- RECORDS SHOWN:
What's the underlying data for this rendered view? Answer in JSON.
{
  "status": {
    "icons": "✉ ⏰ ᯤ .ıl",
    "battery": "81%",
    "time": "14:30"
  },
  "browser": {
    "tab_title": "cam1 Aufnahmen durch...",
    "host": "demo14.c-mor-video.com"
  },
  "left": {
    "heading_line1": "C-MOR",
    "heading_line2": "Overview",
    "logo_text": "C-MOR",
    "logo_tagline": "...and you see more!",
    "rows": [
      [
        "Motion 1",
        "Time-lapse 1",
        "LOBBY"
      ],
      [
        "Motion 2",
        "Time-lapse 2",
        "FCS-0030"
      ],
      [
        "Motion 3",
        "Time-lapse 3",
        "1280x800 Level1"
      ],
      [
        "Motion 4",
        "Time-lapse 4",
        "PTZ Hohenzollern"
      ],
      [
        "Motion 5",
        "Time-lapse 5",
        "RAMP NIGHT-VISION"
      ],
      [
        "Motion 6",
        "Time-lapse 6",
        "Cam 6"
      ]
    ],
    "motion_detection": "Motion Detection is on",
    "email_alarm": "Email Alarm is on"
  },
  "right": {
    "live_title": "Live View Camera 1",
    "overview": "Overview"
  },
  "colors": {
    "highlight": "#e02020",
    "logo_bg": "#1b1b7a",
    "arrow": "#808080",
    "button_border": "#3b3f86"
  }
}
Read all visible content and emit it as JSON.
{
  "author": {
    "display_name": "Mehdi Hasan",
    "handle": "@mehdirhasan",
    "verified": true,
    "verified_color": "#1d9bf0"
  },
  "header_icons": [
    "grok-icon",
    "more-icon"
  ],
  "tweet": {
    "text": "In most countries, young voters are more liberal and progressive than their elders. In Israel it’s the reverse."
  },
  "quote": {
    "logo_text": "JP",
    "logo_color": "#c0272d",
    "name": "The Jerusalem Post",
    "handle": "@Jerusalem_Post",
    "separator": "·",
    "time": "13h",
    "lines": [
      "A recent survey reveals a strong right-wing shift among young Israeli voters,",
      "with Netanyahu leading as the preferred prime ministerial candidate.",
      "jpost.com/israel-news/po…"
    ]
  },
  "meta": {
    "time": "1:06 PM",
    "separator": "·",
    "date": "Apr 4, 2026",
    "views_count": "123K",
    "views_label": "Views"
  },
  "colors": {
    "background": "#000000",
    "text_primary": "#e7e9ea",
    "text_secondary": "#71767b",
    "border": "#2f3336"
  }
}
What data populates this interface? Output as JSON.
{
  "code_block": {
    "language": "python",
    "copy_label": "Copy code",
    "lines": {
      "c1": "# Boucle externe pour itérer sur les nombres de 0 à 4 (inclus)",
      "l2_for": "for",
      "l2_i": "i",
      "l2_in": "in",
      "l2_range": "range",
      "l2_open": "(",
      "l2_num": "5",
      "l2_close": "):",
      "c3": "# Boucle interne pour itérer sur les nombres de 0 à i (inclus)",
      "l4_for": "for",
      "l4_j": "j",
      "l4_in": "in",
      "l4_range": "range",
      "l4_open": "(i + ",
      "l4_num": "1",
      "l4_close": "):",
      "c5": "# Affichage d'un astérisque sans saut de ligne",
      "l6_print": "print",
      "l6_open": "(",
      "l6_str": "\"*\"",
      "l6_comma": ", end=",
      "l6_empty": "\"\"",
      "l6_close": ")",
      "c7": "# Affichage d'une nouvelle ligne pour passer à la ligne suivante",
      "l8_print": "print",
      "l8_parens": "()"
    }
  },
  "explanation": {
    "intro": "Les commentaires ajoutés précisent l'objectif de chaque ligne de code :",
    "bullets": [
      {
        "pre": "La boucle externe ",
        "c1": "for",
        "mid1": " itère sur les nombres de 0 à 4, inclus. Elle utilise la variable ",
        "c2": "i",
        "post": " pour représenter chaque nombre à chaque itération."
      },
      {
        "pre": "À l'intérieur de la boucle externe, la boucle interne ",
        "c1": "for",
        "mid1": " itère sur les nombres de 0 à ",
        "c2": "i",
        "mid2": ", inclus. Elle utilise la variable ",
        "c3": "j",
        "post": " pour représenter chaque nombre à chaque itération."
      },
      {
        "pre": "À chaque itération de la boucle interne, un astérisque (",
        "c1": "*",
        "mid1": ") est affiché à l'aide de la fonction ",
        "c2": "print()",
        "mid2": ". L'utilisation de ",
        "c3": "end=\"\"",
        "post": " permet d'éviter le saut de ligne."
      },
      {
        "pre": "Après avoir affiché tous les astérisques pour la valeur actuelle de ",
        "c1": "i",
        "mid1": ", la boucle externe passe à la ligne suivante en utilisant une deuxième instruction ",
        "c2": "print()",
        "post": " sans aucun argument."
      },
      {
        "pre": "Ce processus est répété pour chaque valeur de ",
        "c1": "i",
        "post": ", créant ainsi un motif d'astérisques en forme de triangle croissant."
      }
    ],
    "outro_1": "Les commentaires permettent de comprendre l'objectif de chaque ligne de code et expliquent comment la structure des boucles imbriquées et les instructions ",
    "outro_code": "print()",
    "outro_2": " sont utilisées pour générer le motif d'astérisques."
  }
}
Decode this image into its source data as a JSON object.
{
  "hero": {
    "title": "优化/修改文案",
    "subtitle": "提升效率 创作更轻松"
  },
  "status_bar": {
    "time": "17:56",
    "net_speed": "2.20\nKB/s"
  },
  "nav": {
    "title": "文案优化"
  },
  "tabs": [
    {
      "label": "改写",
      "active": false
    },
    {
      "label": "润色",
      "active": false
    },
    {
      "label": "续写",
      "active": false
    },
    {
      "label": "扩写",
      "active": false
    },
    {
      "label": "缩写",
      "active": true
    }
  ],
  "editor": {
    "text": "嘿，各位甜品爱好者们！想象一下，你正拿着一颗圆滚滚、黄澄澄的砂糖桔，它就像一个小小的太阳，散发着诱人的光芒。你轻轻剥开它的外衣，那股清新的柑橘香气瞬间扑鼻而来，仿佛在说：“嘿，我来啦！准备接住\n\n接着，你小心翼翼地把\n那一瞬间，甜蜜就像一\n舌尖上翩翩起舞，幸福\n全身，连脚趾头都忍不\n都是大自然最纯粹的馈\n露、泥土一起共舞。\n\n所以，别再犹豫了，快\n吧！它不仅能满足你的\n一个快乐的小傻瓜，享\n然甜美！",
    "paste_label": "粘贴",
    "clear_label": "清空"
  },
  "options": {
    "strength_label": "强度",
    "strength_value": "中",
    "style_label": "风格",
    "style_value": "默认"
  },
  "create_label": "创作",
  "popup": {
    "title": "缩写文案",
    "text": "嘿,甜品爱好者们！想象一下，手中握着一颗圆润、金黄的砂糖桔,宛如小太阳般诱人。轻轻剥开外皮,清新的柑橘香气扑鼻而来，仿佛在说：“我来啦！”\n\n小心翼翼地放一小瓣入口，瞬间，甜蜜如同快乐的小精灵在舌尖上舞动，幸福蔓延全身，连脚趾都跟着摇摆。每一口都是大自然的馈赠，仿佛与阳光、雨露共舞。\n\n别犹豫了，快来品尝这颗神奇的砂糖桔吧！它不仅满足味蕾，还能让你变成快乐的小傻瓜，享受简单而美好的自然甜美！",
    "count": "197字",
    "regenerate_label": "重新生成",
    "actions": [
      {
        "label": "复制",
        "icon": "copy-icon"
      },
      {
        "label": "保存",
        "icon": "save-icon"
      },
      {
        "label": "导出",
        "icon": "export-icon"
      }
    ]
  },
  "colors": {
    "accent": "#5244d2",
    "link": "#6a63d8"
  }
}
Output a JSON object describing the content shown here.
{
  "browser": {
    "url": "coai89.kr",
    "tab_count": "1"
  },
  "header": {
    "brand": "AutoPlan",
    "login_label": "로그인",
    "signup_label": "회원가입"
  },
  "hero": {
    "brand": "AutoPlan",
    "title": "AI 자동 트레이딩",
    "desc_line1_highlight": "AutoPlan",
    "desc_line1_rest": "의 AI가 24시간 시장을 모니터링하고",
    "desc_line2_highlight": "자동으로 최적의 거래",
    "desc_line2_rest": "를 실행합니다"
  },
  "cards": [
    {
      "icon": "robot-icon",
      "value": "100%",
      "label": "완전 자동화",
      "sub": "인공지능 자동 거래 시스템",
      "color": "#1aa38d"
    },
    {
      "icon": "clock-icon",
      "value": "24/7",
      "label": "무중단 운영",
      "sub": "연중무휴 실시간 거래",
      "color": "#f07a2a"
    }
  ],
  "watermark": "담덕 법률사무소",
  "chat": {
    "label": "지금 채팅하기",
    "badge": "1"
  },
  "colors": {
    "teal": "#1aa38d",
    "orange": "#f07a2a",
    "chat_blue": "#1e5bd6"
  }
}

- TASK BRIEF: Work through the records line by line and tally those with the word "itère". Report only the total.

- TASK RESULT: 2